WHAT TO PRODUCE: Find every line in the records below that holds the word "intensity", and copy it out.

RAW DATA:
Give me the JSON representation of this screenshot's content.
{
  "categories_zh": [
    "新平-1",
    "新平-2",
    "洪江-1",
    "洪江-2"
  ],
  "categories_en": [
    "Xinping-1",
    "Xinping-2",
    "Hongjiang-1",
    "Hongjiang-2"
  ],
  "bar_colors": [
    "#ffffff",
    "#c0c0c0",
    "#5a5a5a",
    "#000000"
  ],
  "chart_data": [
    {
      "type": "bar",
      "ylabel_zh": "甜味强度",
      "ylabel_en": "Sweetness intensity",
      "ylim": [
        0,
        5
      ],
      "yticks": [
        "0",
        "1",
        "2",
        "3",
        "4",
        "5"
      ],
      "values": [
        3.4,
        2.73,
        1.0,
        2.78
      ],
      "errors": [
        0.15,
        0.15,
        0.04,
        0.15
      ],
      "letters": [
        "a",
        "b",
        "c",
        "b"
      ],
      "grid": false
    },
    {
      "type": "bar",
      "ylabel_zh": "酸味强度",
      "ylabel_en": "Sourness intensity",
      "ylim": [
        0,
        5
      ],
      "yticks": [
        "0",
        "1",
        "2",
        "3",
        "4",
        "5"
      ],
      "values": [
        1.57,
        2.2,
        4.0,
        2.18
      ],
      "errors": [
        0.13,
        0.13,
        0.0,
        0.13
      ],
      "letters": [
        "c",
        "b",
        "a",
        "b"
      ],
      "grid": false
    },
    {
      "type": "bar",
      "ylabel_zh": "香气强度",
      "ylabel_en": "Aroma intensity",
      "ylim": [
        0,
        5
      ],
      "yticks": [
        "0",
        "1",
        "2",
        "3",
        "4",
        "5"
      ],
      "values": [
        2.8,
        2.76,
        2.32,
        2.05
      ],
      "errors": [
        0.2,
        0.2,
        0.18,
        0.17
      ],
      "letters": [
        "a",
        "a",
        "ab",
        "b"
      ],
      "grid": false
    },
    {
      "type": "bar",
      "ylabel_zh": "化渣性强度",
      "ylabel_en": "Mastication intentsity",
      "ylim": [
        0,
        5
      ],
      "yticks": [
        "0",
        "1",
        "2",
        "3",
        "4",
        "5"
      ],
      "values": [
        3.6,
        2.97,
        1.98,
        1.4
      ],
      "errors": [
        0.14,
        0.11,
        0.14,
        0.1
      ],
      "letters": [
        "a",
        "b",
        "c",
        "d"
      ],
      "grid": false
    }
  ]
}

THE ANSWER:
      "ylabel_en": "Sweetness intensity",
      "ylabel_en": "Sourness intensity",
      "ylabel_en": "Aroma intensity",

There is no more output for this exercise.